§ Task to carry out
Transcribe the data that follows precisely, omitting nothing.

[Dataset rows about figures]
^^^^
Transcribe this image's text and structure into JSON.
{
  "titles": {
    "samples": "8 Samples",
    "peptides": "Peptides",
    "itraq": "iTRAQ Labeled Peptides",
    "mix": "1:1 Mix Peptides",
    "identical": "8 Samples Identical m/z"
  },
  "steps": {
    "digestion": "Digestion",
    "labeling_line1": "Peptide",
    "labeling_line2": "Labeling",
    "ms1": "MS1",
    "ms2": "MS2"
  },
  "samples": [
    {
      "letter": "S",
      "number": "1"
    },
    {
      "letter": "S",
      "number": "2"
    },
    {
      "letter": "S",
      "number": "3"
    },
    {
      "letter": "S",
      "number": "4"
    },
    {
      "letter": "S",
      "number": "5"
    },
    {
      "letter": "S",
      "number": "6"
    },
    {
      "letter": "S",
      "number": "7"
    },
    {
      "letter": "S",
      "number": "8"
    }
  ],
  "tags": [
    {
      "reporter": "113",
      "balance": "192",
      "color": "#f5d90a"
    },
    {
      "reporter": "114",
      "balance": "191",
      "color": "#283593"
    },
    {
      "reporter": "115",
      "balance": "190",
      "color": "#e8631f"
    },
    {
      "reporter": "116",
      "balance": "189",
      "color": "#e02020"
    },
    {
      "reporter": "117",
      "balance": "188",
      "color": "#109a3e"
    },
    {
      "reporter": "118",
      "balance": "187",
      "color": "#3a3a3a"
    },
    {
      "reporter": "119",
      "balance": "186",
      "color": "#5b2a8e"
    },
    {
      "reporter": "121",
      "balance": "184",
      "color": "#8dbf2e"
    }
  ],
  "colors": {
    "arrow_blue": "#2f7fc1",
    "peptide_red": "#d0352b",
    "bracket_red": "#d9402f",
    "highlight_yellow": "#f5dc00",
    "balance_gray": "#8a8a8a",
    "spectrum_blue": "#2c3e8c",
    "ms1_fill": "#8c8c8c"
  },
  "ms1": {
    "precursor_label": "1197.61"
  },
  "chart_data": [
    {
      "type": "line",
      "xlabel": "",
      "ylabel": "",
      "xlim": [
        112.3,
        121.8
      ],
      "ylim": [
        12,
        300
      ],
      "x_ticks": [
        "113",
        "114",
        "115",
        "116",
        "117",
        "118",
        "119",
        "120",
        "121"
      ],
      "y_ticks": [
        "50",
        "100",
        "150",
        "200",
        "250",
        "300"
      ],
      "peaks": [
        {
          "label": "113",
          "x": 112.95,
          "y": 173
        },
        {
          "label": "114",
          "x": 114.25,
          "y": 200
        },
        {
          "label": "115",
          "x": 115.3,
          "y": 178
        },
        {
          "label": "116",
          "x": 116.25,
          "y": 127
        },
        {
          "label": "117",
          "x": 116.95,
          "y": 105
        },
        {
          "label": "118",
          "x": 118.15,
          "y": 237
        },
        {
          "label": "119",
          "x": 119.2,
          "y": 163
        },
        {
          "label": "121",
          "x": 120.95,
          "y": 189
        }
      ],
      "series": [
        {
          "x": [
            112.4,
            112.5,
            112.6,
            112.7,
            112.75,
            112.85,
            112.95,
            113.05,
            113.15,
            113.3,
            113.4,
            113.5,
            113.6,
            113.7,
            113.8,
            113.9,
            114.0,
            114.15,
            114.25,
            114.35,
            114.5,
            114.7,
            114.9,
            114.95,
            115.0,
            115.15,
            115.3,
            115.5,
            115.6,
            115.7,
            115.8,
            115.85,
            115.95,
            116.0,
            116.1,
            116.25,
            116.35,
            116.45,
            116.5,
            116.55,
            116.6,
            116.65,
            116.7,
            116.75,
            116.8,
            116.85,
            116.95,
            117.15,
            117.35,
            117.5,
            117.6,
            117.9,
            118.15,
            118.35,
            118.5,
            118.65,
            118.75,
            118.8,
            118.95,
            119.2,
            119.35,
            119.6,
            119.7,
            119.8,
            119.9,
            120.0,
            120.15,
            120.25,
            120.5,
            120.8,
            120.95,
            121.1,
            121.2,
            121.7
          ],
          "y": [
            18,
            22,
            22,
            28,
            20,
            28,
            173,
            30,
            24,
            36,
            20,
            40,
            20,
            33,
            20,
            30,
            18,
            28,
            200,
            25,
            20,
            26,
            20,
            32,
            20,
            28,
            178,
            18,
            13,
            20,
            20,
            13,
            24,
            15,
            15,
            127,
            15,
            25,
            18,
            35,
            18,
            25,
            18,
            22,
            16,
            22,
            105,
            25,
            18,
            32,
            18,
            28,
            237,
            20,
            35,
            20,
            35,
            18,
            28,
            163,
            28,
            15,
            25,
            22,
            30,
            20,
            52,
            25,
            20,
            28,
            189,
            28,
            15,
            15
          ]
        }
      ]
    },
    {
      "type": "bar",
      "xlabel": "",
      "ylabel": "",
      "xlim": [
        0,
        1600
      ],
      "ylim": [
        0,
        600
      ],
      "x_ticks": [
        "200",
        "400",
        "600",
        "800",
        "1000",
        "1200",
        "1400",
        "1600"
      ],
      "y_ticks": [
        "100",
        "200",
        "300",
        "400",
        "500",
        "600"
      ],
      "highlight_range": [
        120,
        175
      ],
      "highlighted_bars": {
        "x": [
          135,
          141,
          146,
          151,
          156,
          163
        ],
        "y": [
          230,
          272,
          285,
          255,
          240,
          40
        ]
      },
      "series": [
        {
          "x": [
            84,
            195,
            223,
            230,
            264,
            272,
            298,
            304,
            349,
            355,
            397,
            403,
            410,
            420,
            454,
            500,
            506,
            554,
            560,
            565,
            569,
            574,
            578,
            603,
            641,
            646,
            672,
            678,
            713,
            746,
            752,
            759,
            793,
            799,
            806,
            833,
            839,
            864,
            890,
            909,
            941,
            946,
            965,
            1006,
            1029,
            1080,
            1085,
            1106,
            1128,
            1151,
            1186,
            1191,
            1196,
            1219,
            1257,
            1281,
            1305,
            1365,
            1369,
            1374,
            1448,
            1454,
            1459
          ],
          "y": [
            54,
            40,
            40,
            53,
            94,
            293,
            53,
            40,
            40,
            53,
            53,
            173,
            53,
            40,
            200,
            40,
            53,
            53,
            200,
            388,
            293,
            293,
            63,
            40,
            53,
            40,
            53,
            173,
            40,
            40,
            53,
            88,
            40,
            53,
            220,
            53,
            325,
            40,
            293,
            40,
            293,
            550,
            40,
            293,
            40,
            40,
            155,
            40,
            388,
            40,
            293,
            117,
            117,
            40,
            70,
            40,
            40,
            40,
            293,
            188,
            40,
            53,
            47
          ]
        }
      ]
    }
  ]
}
^^^^
§ Result of the exercise
Transcribe this image's text and structure into JSON.
{
  "titles": {
    "samples": "8 Samples",
    "peptides": "Peptides",
    "itraq": "iTRAQ Labeled Peptides",
    "mix": "1:1 Mix Peptides",
    "identical": "8 Samples Identical m/z"
  },
  "steps": {
    "digestion": "Digestion",
    "labeling_line1": "Peptide",
    "labeling_line2": "Labeling",
    "ms1": "MS1",
    "ms2": "MS2"
  },
  "samples": [
    {
      "letter": "S",
      "number": "1"
    },
    {
      "letter": "S",
      "number": "2"
    },
    {
      "letter": "S",
      "number": "3"
    },
    {
      "letter": "S",
      "number": "4"
    },
    {
      "letter": "S",
      "number": "5"
    },
    {
      "letter": "S",
      "number": "6"
    },
    {
      "letter": "S",
      "number": "7"
    },
    {
      "letter": "S",
      "number": "8"
    }
  ],
  "tags": [
    {
      "reporter": "113",
      "balance": "192",
      "color": "#f5d90a"
    },
    {
      "reporter": "114",
      "balance": "191",
      "color": "#283593"
    },
    {
      "reporter": "115",
      "balance": "190",
      "color": "#e8631f"
    },
    {
      "reporter": "116",
      "balance": "189",
      "color": "#e02020"
    },
    {
      "reporter": "117",
      "balance": "188",
      "color": "#109a3e"
    },
    {
      "reporter": "118",
      "balance": "187",
      "color": "#3a3a3a"
    },
    {
      "reporter": "119",
      "balance": "186",
      "color": "#5b2a8e"
    },
    {
      "reporter": "121",
      "balance": "184",
      "color": "#8dbf2e"
    }
  ],
  "colors": {
    "arrow_blue": "#2f7fc1",
    "peptide_red": "#d0352b",
    "bracket_red": "#d9402f",
    "highlight_yellow": "#f5dc00",
    "balance_gray": "#8a8a8a",
    "spectrum_blue": "#2c3e8c",
    "ms1_fill": "#8c8c8c"
  },
  "ms1": {
    "precursor_label": "1197.61"
  },
  "chart_data": [
    {
      "type": "line",
      "xlabel": "",
      "ylabel": "",
      "xlim": [
        112.3,
        121.8
      ],
      "ylim": [
        12,
        300
      ],
      "x_ticks": [
        "113",
        "114",
        "115",
        "116",
        "117",
        "118",
        "119",
        "120",
        "121"
      ],
      "y_ticks": [
        "50",
        "100",
        "150",
        "200",
        "250",
        "300"
      ],
      "peaks": [
        {
          "label": "113",
          "x": 112.95,
          "y": 173
        },
        {
          "label": "114",
          "x": 114.25,
          "y": 200
        },
        {
          "label": "115",
          "x": 115.3,
          "y": 178
        },
        {
          "label": "116",
          "x": 116.25,
          "y": 127
        },
        {
          "label": "117",
          "x": 116.95,
          "y": 105
        },
        {
          "label": "118",
          "x": 118.15,
          "y": 237
        },
        {
          "label": "119",
          "x": 119.2,
          "y": 163
        },
        {
          "label": "121",
          "x": 120.95,
          "y": 189
        }
      ],
      "series": [
        {
          "x": [
            112.4,
            112.5,
            112.6,
            112.7,
            112.75,
            112.85,
            112.95,
            113.05,
            113.15,
            113.3,
            113.4,
            113.5,
            113.6,
            113.7,
            113.8,
            113.9,
            114.0,
            114.15,
            114.25,
            114.35,
            114.5,
            114.7,
            114.9,
            114.95,
            115.0,
            115.15,
            115.3,
            115.5,
            115.6,
            115.7,
            115.8,
            115.85,
            115.95,
            116.0,
            116.1,
            116.25,
            116.35,
            116.45,
            116.5,
            116.55,
            116.6,
            116.65,
            116.7,
            116.75,
            116.8,
            116.85,
            116.95,
            117.15,
            117.35,
            117.5,
            117.6,
            117.9,
            118.15,
            118.35,
            118.5,
            118.65,
            118.75,
            118.8,
            118.95,
            119.2,
            119.35,
            119.6,
            119.7,
            119.8,
            119.9,
            120.0,
            120.15,
            120.25,
            120.5,
            120.8,
            120.95,
            121.1,
            121.2,
            121.7
          ],
          "y": [
            18,
            22,
            22,
            28,
            20,
            28,
            173,
            30,
            24,
            36,
            20,
            40,
            20,
            33,
            20,
            30,
            18,
            28,
            200,
            25,
            20,
            26,
            20,
            32,
            20,
            28,
            178,
            18,
            13,
            20,
            20,
            13,
            24,
            15,
            15,
            127,
            15,
            25,
            18,
            35,
            18,
            25,
            18,
            22,
            16,
            22,
            105,
            25,
            18,
            32,
            18,
            28,
            237,
            20,
            35,
            20,
            35,
            18,
            28,
            163,
            28,
            15,
            25,
            22,
            30,
            20,
            52,
            25,
            20,
            28,
            189,
            28,
            15,
            15
          ]
        }
      ]
    },
    {
      "type": "bar",
      "xlabel": "",
      "ylabel": "",
      "xlim": [
        0,
        1600
      ],
      "ylim": [
        0,
        600
      ],
      "x_ticks": [
        "200",
        "400",
        "600",
        "800",
        "1000",
        "1200",
        "1400",
        "1600"
      ],
      "y_ticks": [
        "100",
        "200",
        "300",
        "400",
        "500",
        "600"
      ],
      "highlight_range": [
        120,
        175
      ],
      "highlighted_bars": {
        "x": [
          135,
          141,
          146,
          151,
          156,
          163
        ],
        "y": [
          230,
          272,
          285,
          255,
          240,
          40
        ]
      },
      "series": [
        {
          "x": [
            84,
            195,
            223,
            230,
            264,
            272,
            298,
            304,
            349,
            355,
            397,
            403,
            410,
            420,
            454,
            500,
            506,
            554,
            560,
            565,
            569,
            574,
            578,
            603,
            641,
            646,
            672,
            678,
            713,
            746,
            752,
            759,
            793,
            799,
            806,
            833,
            839,
            864,
            890,
            909,
            941,
            946,
            965,
            1006,
            1029,
            1080,
            1085,
            1106,
            1128,
            1151,
            1186,
            1191,
            1196,
            1219,
            1257,
            1281,
            1305,
            1365,
            1369,
            1374,
            1448,
            1454,
            1459
          ],
          "y": [
            54,
            40,
            40,
            53,
            94,
            293,
            53,
            40,
            40,
            53,
            53,
            173,
            53,
            40,
            200,
            40,
            53,
            53,
            200,
            388,
            293,
            293,
            63,
            40,
            53,
            40,
            53,
            173,
            40,
            40,
            53,
            88,
            40,
            53,
            220,
            53,
            325,
            40,
            293,
            40,
            293,
            550,
            40,
            293,
            40,
            40,
            155,
            40,
            388,
            40,
            293,
            117,
            117,
            40,
            70,
            40,
            40,
            40,
            293,
            188,
            40,
            53,
            47
          ]
        }
      ]
    }
  ]
}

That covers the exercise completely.